* Dataset content *
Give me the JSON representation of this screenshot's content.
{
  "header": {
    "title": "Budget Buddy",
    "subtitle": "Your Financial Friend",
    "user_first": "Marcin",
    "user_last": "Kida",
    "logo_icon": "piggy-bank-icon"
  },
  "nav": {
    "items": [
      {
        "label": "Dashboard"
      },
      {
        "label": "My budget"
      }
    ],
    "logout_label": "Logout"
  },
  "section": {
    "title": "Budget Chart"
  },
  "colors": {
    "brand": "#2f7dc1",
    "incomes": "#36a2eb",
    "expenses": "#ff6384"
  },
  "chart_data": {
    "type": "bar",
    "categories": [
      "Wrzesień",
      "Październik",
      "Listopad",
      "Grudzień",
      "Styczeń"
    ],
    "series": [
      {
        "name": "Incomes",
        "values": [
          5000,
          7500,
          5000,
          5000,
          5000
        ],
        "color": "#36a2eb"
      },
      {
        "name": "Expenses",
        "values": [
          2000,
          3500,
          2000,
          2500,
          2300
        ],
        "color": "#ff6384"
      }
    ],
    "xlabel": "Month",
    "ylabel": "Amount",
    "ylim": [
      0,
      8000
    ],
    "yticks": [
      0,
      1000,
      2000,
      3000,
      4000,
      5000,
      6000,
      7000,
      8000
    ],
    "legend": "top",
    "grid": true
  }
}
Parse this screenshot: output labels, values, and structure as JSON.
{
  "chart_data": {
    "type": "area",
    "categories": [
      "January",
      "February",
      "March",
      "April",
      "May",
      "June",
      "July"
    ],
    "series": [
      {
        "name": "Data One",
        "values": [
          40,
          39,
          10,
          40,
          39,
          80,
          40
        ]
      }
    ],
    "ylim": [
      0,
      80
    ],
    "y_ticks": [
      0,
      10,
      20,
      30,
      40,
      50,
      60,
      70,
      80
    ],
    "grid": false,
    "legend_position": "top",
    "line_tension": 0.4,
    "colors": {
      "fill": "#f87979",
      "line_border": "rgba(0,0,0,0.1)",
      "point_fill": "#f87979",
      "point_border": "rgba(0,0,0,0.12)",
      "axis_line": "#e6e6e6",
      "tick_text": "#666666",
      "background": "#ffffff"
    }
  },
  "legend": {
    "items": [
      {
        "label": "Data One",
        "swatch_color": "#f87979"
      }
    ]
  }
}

* Aim *
Quote all of the entries verbatim.

* Written answer *
Give me the JSON representation of this screenshot's content.
{
  "header": {
    "title": "Budget Buddy",
    "subtitle": "Your Financial Friend",
    "user_first": "Marcin",
    "user_last": "Kida",
    "logo_icon": "piggy-bank-icon"
  },
  "nav": {
    "items": [
      {
        "label": "Dashboard"
      },
      {
        "label": "My budget"
      }
    ],
    "logout_label": "Logout"
  },
  "section": {
    "title": "Budget Chart"
  },
  "colors": {
    "brand": "#2f7dc1",
    "incomes": "#36a2eb",
    "expenses": "#ff6384"
  },
  "chart_data": {
    "type": "bar",
    "categories": [
      "Wrzesień",
      "Październik",
      "Listopad",
      "Grudzień",
      "Styczeń"
    ],
    "series": [
      {
        "name": "Incomes",
        "values": [
          5000,
          7500,
          5000,
          5000,
          5000
        ],
        "color": "#36a2eb"
      },
      {
        "name": "Expenses",
        "values": [
          2000,
          3500,
          2000,
          2500,
          2300
        ],
        "color": "#ff6384"
      }
    ],
    "xlabel": "Month",
    "ylabel": "Amount",
    "ylim": [
      0,
      8000
    ],
    "yticks": [
      0,
      1000,
      2000,
      3000,
      4000,
      5000,
      6000,
      7000,
      8000
    ],
    "legend": "top",
    "grid": true
  }
}
Parse this screenshot: output labels, values, and structure as JSON.
{
  "chart_data": {
    "type": "area",
    "categories": [
      "January",
      "February",
      "March",
      "April",
      "May",
      "June",
      "July"
    ],
    "series": [
      {
        "name": "Data One",
        "values": [
          40,
          39,
          10,
          40,
          39,
          80,
          40
        ]
      }
    ],
    "ylim": [
      0,
      80
    ],
    "y_ticks": [
      0,
      10,
      20,
      30,
      40,
      50,
      60,
      70,
      80
    ],
    "grid": false,
    "legend_position": "top",
    "line_tension": 0.4,
    "colors": {
      "fill": "#f87979",
      "line_border": "rgba(0,0,0,0.1)",
      "point_fill": "#f87979",
      "point_border": "rgba(0,0,0,0.12)",
      "axis_line": "#e6e6e6",
      "tick_text": "#666666",
      "background": "#ffffff"
    }
  },
  "legend": {
    "items": [
      {
        "label": "Data One",
        "swatch_color": "#f87979"
      }
    ]
  }
}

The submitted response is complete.